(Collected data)
::::::::::

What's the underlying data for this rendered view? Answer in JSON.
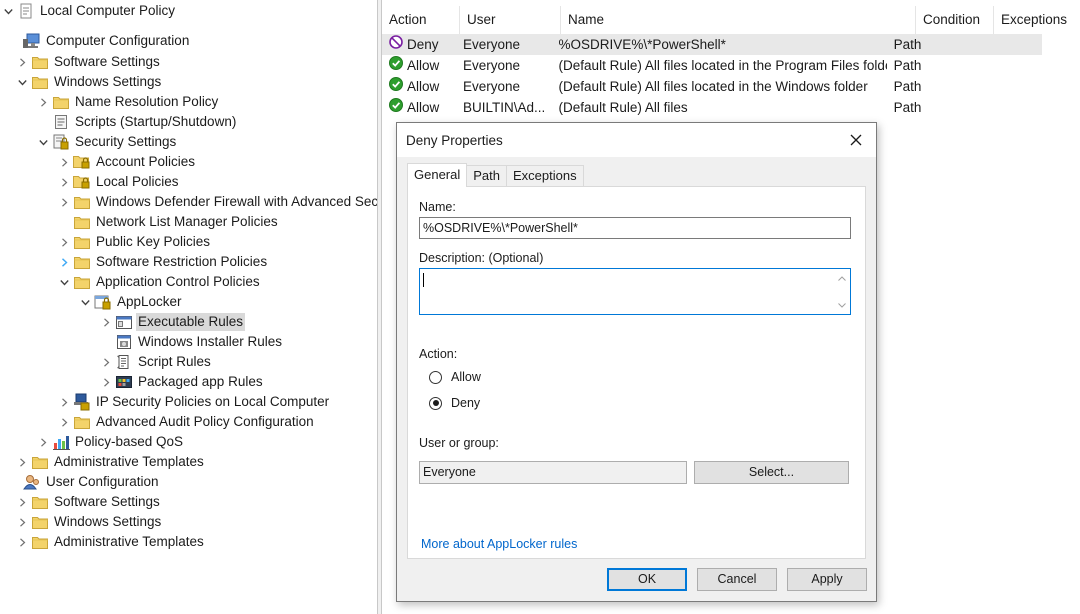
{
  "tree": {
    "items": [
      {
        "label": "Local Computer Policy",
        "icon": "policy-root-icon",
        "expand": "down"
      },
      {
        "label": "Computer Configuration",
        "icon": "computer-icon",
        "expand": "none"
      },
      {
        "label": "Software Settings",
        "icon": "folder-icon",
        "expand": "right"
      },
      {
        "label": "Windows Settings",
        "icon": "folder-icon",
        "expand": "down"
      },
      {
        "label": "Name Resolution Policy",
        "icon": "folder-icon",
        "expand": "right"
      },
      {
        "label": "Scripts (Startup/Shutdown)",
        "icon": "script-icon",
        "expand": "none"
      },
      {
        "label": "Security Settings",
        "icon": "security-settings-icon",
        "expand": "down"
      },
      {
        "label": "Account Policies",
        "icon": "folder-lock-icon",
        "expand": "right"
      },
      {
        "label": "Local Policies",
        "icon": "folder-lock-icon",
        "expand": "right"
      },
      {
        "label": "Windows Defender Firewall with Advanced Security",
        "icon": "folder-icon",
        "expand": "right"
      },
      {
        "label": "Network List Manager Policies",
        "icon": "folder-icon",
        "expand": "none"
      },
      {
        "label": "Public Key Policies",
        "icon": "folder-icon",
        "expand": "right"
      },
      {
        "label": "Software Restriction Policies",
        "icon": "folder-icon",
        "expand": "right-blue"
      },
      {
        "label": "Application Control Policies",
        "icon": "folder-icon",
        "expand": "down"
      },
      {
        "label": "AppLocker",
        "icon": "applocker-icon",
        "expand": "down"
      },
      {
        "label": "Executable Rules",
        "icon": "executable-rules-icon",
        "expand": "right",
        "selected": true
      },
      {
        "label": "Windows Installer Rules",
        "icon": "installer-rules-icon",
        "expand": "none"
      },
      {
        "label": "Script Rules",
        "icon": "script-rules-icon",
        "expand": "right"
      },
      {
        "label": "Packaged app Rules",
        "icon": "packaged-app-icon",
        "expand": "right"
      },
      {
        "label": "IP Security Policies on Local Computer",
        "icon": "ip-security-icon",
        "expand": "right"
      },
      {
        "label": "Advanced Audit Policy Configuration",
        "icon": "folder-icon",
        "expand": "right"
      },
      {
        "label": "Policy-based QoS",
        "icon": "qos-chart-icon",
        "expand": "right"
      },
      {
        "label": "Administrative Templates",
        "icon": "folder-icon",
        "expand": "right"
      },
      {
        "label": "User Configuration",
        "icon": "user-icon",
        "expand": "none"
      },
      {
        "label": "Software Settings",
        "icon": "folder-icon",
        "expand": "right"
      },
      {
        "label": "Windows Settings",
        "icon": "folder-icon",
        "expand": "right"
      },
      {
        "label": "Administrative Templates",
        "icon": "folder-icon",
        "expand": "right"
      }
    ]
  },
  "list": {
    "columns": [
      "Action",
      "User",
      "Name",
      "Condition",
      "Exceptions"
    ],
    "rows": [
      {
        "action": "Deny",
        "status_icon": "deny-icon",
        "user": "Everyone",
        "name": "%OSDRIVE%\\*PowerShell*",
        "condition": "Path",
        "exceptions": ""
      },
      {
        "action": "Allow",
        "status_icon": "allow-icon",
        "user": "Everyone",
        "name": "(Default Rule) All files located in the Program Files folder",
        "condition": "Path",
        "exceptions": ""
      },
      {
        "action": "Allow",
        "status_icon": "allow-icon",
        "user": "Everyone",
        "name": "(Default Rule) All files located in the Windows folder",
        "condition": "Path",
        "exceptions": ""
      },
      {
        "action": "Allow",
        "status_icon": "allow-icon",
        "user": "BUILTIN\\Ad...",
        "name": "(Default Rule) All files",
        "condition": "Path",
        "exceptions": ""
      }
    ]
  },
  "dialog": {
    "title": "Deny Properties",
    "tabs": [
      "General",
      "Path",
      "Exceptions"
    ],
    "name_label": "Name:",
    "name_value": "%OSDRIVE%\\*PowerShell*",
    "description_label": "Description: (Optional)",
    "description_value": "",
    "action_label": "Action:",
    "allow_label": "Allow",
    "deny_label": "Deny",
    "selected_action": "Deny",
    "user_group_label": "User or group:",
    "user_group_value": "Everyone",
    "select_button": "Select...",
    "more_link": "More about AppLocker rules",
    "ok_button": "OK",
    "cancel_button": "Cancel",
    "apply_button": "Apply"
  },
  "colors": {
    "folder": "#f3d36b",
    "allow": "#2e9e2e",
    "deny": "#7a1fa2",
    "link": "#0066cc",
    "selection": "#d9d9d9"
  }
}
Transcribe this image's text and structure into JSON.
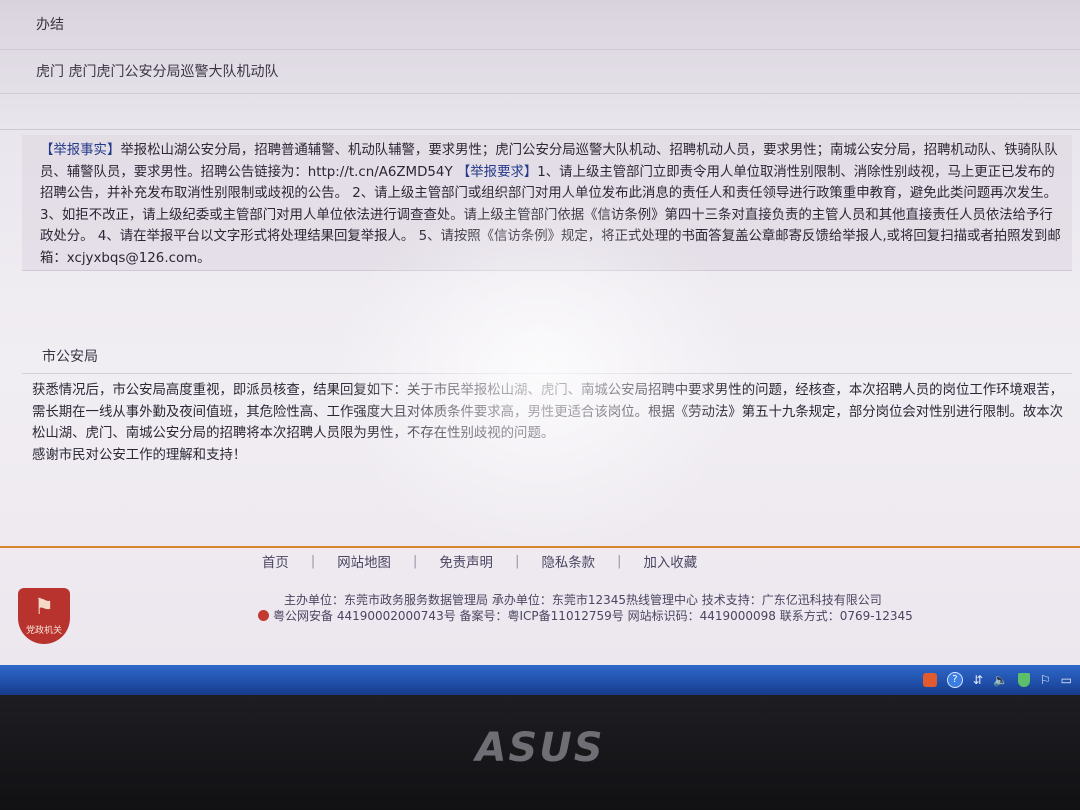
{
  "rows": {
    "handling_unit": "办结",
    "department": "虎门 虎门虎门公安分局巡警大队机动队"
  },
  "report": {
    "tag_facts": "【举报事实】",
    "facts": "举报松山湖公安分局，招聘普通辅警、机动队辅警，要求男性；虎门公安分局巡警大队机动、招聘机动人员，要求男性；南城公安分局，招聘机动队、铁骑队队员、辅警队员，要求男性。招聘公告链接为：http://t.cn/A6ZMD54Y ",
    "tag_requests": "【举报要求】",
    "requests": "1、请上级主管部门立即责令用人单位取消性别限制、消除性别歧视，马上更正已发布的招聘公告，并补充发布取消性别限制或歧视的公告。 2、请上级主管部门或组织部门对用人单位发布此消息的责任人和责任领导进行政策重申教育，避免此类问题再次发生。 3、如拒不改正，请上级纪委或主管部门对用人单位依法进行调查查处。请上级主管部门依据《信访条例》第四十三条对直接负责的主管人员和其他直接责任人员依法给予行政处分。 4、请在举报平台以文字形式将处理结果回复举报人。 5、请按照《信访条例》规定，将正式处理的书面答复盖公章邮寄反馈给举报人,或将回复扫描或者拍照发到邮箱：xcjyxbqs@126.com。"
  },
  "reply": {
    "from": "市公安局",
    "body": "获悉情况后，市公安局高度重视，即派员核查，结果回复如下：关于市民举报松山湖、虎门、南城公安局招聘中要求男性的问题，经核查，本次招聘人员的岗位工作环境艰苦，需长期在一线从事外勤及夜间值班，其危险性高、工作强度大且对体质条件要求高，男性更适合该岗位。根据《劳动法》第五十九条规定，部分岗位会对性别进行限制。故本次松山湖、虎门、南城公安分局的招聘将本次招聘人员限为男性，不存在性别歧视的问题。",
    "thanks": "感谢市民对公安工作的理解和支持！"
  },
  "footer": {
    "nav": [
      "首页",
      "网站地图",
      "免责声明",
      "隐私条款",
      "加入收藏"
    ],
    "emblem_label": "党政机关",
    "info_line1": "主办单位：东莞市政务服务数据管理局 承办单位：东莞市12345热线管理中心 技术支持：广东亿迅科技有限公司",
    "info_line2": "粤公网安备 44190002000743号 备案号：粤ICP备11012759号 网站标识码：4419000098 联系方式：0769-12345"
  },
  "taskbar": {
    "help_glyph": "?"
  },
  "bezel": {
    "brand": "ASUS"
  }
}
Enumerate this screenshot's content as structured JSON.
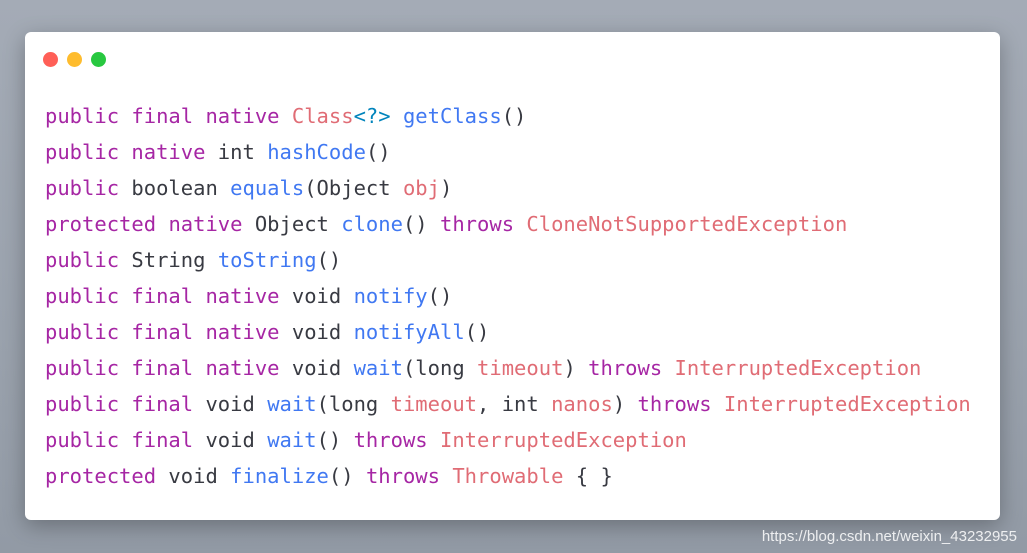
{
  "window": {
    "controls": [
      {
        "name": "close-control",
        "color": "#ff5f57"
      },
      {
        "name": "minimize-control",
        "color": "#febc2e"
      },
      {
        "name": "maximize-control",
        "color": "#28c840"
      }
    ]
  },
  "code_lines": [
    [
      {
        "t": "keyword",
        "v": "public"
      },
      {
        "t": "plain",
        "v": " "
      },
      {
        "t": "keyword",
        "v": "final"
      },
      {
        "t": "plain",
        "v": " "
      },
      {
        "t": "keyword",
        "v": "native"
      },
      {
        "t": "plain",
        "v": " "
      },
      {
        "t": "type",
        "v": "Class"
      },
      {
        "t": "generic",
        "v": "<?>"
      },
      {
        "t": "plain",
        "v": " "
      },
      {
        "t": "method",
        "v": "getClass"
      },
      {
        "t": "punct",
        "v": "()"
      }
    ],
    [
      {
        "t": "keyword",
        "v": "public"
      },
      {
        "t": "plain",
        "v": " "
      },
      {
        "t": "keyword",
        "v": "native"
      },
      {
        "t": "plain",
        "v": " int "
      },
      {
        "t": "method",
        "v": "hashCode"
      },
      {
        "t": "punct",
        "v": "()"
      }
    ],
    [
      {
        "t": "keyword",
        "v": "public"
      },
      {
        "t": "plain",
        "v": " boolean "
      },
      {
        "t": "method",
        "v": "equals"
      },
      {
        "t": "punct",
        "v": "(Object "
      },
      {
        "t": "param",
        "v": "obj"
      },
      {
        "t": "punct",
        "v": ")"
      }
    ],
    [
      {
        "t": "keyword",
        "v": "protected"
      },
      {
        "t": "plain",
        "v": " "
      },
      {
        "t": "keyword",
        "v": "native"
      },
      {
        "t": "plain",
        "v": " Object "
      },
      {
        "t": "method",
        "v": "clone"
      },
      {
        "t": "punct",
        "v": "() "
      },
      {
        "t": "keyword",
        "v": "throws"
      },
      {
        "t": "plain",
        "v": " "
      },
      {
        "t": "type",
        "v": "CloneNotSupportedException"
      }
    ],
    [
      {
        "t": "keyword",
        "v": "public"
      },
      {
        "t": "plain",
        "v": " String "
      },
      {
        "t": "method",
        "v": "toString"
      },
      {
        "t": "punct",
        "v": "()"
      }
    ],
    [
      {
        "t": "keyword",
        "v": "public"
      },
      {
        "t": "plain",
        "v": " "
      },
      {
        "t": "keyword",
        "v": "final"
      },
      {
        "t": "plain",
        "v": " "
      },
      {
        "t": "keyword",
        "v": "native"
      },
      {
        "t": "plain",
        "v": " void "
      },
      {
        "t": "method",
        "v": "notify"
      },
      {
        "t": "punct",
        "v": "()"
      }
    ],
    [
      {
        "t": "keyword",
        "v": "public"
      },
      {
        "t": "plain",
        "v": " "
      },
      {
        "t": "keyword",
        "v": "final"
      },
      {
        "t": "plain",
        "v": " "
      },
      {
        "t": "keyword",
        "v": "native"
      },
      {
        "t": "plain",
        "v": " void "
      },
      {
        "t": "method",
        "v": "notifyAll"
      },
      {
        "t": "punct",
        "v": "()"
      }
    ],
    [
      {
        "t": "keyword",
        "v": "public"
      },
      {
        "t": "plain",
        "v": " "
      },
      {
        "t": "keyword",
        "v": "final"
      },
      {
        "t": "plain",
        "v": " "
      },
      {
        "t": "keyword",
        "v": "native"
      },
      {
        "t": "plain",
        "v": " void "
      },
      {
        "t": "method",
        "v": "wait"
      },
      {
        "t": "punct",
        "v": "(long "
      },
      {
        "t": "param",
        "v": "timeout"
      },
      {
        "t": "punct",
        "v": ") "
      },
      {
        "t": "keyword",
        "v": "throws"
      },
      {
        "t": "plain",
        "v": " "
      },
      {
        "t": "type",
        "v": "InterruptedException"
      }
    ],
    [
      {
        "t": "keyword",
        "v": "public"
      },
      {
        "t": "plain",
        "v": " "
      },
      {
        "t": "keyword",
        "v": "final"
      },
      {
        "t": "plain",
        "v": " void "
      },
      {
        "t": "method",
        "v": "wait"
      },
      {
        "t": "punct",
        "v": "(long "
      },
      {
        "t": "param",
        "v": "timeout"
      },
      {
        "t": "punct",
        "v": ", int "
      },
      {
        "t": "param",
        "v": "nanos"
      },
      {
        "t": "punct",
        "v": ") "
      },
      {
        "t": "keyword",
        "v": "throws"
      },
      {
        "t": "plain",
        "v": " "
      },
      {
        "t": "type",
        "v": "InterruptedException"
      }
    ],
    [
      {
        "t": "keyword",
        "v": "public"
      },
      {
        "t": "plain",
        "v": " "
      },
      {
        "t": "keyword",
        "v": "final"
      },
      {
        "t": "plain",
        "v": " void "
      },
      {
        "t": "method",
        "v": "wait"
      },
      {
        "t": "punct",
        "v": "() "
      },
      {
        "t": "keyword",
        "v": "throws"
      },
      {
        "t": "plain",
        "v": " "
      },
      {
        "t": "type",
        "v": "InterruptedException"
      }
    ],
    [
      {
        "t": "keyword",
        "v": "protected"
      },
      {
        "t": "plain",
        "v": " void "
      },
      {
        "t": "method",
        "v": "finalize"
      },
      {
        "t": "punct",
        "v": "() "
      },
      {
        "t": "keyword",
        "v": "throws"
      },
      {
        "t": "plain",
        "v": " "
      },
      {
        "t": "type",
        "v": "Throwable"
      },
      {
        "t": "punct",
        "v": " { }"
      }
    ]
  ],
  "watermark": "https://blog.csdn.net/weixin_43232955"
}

::::::::::

Copy all lines from the entries that contain the word "Default".

        "name": "(Default Rule) All files located in the Program Files folder",
        "name": "(Default Rule) All files located in the Windows folder",
        "name": "(Default Rule) All files",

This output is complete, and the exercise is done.